Search the material for the word "proposti" and copy each line that holds it.
#####
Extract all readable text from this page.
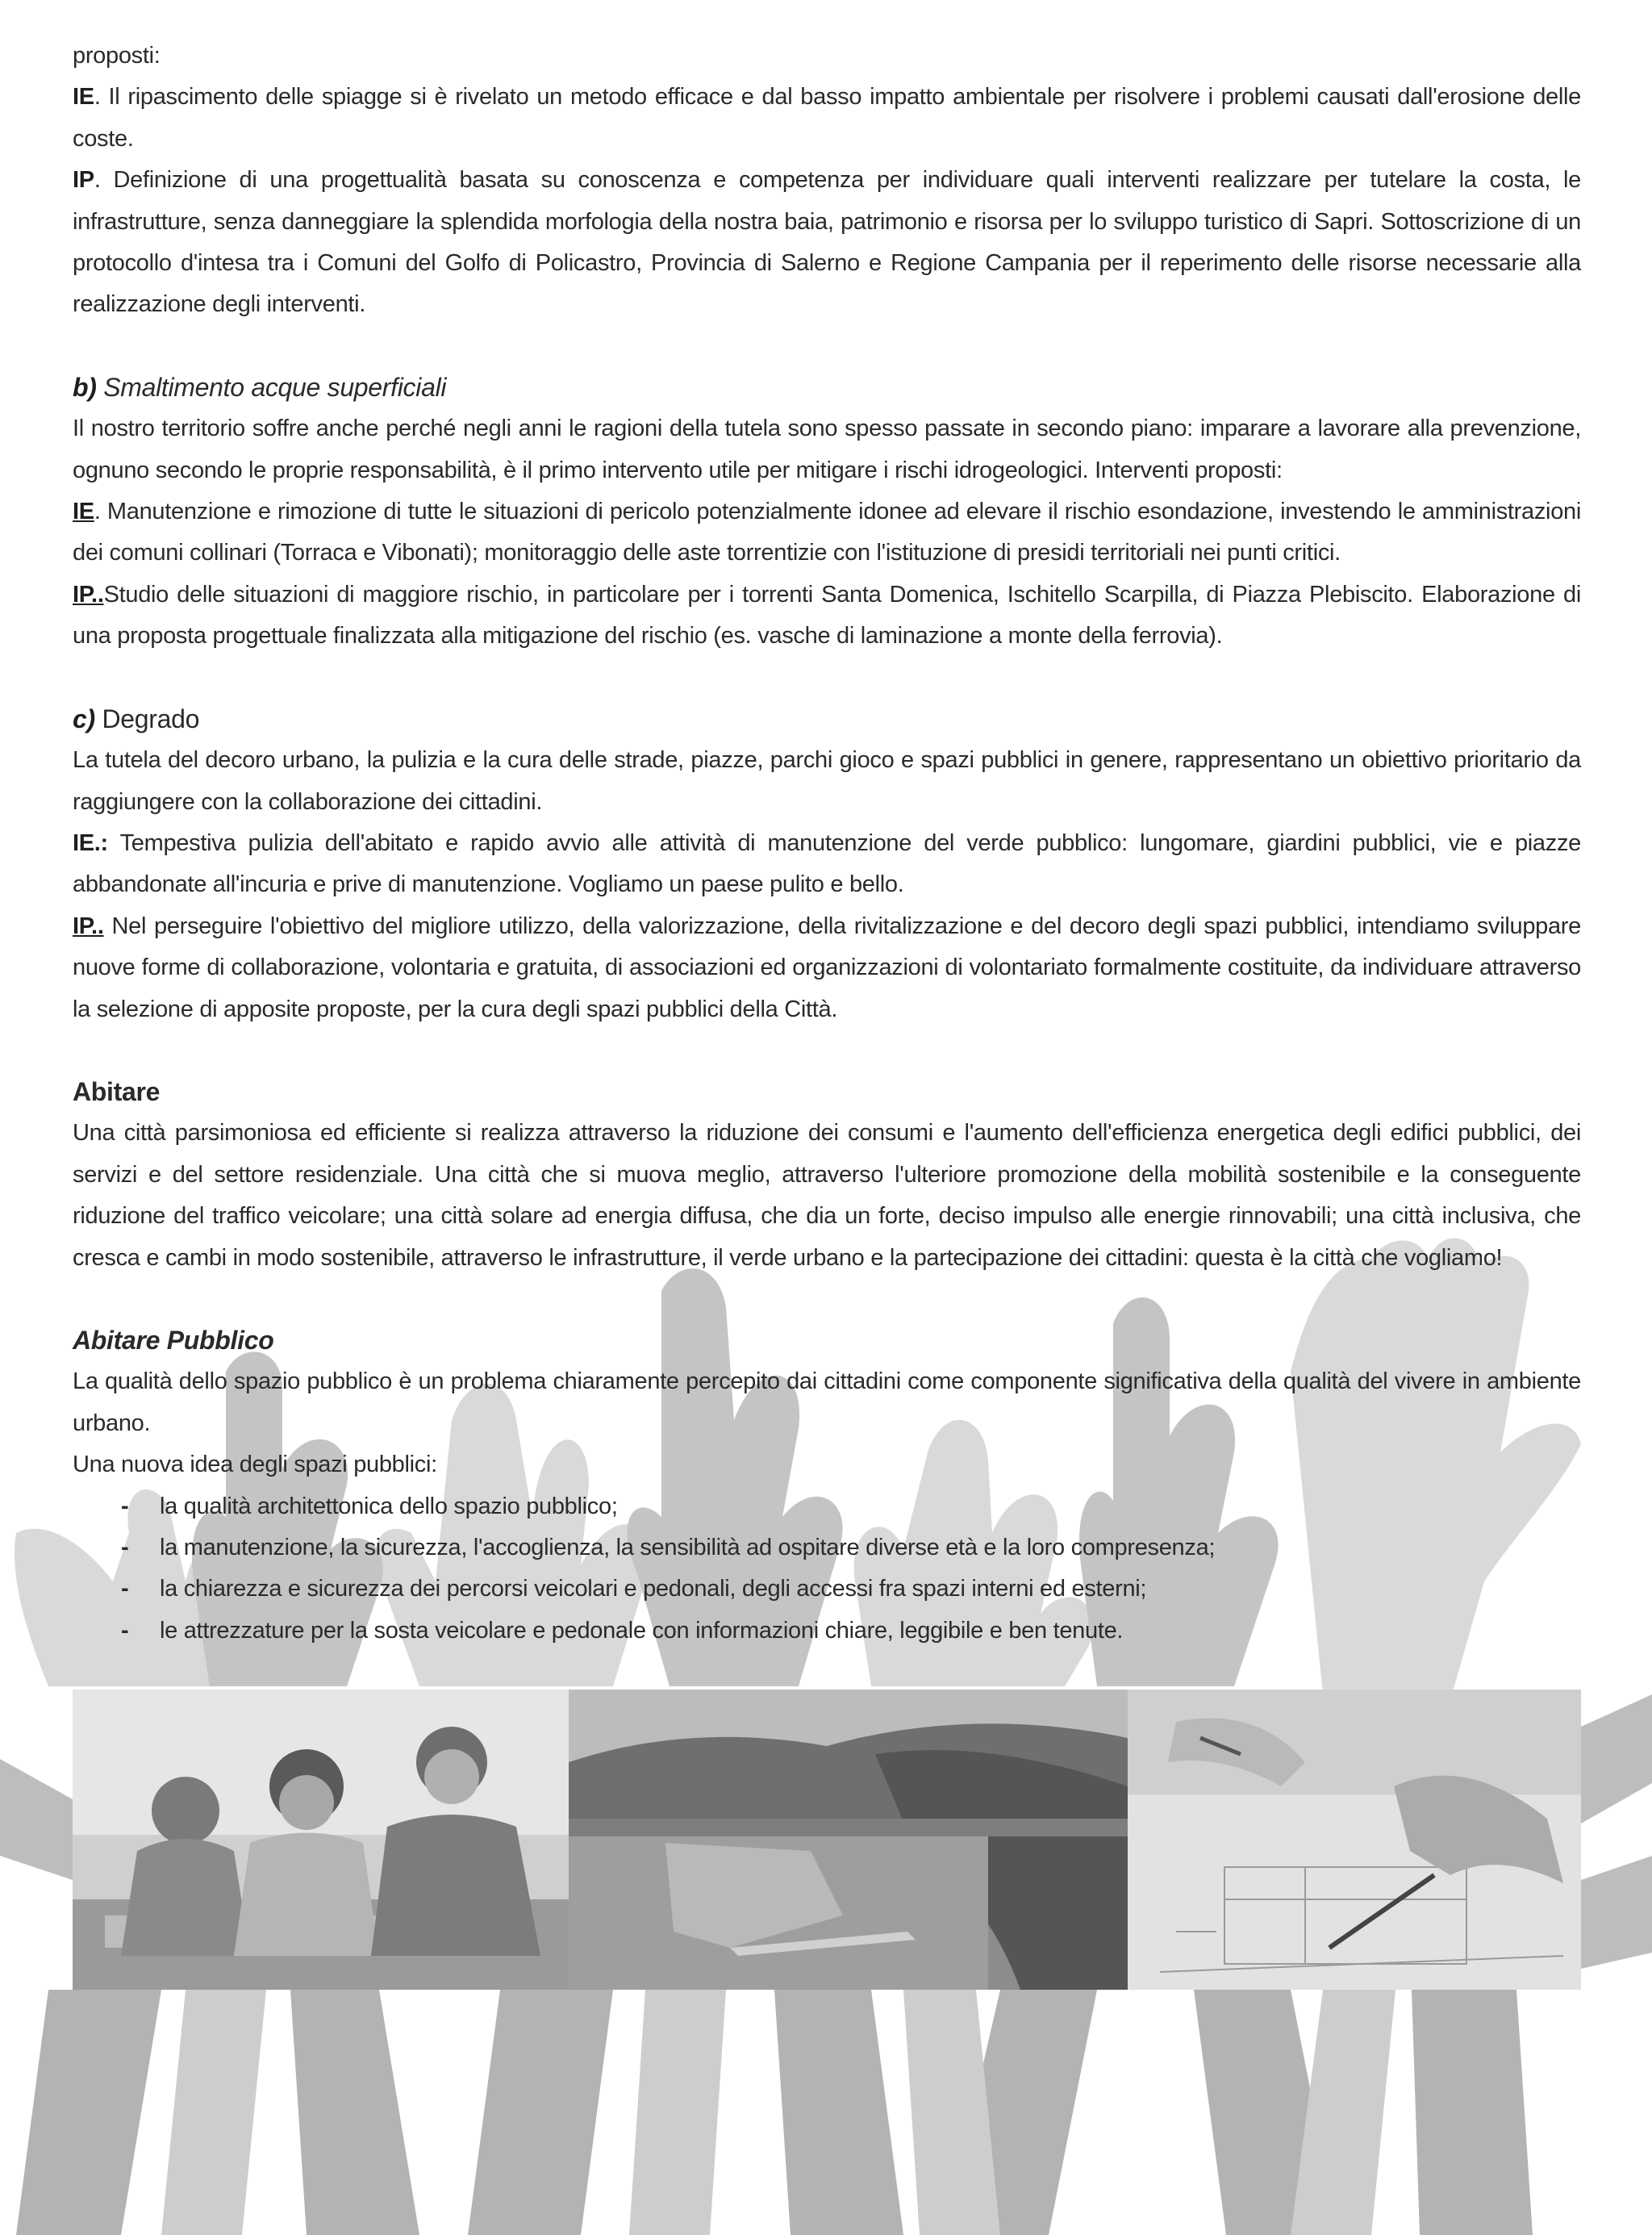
proposti:

IE. Il ripascimento delle spiagge si è rivelato un metodo efficace e dal basso impatto ambientale per risolvere i problemi causati dall'erosione delle coste.

IP. Definizione di una progettualità basata su conoscenza e competenza per individuare quali interventi realizzare per tutelare la costa, le infrastrutture, senza danneggiare la splendida morfologia della nostra baia, patrimonio e risorsa per lo sviluppo turistico di Sapri. Sottoscrizione di un protocollo d'intesa tra i Comuni del Golfo di Policastro, Provincia di Salerno e Regione Campania per il reperimento delle risorse necessarie alla realizzazione degli interventi.

b) Smaltimento acque superficiali

Il nostro territorio soffre anche perché negli anni le ragioni della tutela sono spesso passate in secondo piano: imparare a lavorare alla prevenzione, ognuno secondo le proprie responsabilità, è il primo intervento utile per mitigare i rischi idrogeologici. Interventi proposti:

IE. Manutenzione e rimozione di tutte le situazioni di pericolo potenzialmente idonee ad elevare il rischio esondazione, investendo le amministrazioni dei comuni collinari (Torraca e Vibonati); monitoraggio delle aste torrentizie con l'istituzione di presidi territoriali nei punti critici.

IP..Studio delle situazioni di maggiore rischio, in particolare per i torrenti Santa Domenica, Ischitello Scarpilla, di Piazza Plebiscito. Elaborazione di una proposta progettuale finalizzata alla mitigazione del rischio (es. vasche di laminazione a monte della ferrovia).

c) Degrado

La tutela del decoro urbano, la pulizia e la cura delle strade, piazze, parchi gioco e spazi pubblici in genere, rappresentano un obiettivo prioritario da raggiungere con la collaborazione dei cittadini.

IE.: Tempestiva pulizia dell'abitato e rapido avvio alle attività di manutenzione del verde pubblico: lungomare, giardini pubblici, vie e piazze abbandonate all'incuria e prive di manutenzione. Vogliamo un paese pulito e bello.

IP.. Nel perseguire l'obiettivo del migliore utilizzo, della valorizzazione, della rivitalizzazione e del decoro degli spazi pubblici, intendiamo sviluppare nuove forme di collaborazione, volontaria e gratuita, di associazioni ed organizzazioni di volontariato formalmente costituite, da individuare attraverso la selezione di apposite proposte, per la cura degli spazi pubblici della Città.

Abitare

Una città parsimoniosa ed efficiente si realizza attraverso la riduzione dei consumi e l'aumento dell'efficienza energetica degli edifici pubblici, dei servizi e del settore residenziale. Una città che si muova meglio, attraverso l'ulteriore promozione della mobilità sostenibile e la conseguente riduzione del traffico veicolare; una città solare ad energia diffusa, che dia un forte, deciso impulso alle energie rinnovabili; una città inclusiva, che cresca e cambi in modo sostenibile, attraverso le infrastrutture, il verde urbano e la partecipazione dei cittadini: questa è la città che vogliamo!

Abitare Pubblico

La qualità dello spazio pubblico è un problema chiaramente percepito dai cittadini come componente significativa della qualità del vivere in ambiente urbano.

Una nuova idea degli spazi pubblici:

- la qualità architettonica dello spazio pubblico;
- la manutenzione, la sicurezza, l'accoglienza, la sensibilità ad ospitare diverse età e la loro compresenza;
- la chiarezza e sicurezza dei percorsi veicolari e pedonali, degli accessi fra spazi interni ed esterni;
- le attrezzature per la sosta veicolare e pedonale con informazioni chiare, leggibile e ben tenute.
#####
Full answer:
proposti:
Il nostro territorio soffre anche perché negli anni le ragioni della tutela sono spesso passate in secondo piano: imparare a lavorare alla prevenzione, ognuno secondo le proprie responsabilità, è il primo intervento utile per mitigare i rischi idrogeologici. Interventi proposti:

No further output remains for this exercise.